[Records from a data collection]
⟨

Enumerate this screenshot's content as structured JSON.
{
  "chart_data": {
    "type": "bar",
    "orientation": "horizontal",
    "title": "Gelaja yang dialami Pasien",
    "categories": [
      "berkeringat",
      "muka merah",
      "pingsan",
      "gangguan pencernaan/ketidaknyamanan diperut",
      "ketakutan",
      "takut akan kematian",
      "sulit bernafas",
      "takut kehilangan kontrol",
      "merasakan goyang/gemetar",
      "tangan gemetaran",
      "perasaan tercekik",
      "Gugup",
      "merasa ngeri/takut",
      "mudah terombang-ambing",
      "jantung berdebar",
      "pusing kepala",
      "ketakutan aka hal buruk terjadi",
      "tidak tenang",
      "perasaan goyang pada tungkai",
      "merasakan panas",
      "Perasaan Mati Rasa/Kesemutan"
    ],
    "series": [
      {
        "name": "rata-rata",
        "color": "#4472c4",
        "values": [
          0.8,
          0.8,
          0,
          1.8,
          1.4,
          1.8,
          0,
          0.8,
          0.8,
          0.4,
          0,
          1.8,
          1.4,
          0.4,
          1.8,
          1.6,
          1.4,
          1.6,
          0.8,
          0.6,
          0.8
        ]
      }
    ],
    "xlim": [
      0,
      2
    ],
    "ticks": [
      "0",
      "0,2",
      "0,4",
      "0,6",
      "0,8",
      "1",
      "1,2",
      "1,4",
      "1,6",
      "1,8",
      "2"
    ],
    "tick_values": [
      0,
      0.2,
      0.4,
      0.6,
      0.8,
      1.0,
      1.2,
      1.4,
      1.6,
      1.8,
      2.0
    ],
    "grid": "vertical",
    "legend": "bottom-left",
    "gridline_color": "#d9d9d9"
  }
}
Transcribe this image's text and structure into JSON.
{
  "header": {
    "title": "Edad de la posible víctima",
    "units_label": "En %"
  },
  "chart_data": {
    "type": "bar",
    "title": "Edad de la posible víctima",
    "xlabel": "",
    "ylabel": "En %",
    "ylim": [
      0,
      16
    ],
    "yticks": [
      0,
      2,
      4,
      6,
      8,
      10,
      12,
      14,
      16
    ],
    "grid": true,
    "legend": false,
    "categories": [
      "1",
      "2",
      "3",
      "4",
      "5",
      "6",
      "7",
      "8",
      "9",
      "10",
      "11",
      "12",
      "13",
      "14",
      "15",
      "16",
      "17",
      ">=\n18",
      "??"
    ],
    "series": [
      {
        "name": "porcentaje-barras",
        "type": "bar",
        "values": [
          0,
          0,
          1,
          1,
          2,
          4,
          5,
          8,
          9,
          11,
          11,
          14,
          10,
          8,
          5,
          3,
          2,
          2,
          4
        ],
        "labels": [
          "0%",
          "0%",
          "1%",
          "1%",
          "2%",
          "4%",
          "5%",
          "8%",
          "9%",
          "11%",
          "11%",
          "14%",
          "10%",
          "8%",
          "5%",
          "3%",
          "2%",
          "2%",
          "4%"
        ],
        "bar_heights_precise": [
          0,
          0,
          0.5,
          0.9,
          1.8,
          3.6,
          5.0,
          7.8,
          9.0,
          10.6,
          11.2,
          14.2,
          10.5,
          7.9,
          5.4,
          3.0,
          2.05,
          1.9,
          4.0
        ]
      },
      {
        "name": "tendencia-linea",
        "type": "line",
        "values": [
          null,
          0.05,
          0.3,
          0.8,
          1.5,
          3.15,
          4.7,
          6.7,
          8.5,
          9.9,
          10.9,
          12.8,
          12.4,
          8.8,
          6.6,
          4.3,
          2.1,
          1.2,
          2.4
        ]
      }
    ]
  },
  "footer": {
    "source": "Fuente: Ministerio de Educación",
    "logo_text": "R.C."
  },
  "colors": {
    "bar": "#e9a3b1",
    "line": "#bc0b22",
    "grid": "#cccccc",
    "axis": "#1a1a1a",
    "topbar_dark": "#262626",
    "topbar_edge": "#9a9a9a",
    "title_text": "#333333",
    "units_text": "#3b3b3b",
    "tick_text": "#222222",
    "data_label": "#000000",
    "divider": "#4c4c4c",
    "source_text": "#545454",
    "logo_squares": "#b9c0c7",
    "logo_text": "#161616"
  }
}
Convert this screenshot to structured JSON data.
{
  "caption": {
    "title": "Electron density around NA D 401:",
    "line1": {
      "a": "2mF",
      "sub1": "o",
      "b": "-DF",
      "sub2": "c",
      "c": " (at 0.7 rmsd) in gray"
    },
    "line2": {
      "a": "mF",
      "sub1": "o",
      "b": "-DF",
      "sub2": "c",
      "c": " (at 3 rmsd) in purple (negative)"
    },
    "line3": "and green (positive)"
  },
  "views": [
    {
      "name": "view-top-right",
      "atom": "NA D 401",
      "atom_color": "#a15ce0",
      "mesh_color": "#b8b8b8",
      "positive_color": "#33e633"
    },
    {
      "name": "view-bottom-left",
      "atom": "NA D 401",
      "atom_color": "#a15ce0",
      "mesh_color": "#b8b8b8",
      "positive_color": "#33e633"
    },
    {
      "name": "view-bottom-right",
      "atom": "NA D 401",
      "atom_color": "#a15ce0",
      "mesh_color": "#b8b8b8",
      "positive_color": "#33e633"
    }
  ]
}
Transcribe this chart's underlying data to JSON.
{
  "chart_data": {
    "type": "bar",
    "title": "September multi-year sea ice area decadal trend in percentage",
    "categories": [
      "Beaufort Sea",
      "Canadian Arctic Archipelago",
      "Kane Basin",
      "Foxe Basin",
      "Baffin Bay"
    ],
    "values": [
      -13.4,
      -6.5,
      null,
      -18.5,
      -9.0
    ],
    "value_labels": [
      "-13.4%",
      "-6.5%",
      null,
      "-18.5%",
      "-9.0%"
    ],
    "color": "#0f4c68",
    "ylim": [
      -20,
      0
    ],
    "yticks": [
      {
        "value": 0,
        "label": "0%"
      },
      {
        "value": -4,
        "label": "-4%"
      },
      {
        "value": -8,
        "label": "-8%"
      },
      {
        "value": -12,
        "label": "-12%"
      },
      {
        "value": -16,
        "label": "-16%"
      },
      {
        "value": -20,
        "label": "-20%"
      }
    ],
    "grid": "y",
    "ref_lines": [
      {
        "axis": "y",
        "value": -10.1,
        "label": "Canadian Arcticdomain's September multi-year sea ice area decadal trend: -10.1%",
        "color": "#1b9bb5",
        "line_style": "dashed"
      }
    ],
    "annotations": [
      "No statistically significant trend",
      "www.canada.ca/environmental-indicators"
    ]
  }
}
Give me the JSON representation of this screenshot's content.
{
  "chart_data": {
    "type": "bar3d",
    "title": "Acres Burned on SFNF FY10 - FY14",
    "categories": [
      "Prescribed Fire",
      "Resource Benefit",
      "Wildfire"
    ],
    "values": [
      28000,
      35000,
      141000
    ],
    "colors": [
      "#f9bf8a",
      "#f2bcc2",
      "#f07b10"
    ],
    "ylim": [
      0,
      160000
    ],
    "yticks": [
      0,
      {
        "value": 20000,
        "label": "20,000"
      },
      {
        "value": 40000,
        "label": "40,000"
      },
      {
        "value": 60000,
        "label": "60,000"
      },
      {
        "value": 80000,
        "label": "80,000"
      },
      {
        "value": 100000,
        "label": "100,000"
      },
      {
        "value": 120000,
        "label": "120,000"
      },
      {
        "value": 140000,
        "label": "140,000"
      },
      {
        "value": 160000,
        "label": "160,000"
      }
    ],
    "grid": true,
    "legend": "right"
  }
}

⟩

Make a list of all lines in the data that contain "goyang".

- **Exercise answer**
      "merasakan goyang/gemetar",
      "perasaan goyang pada tungkai",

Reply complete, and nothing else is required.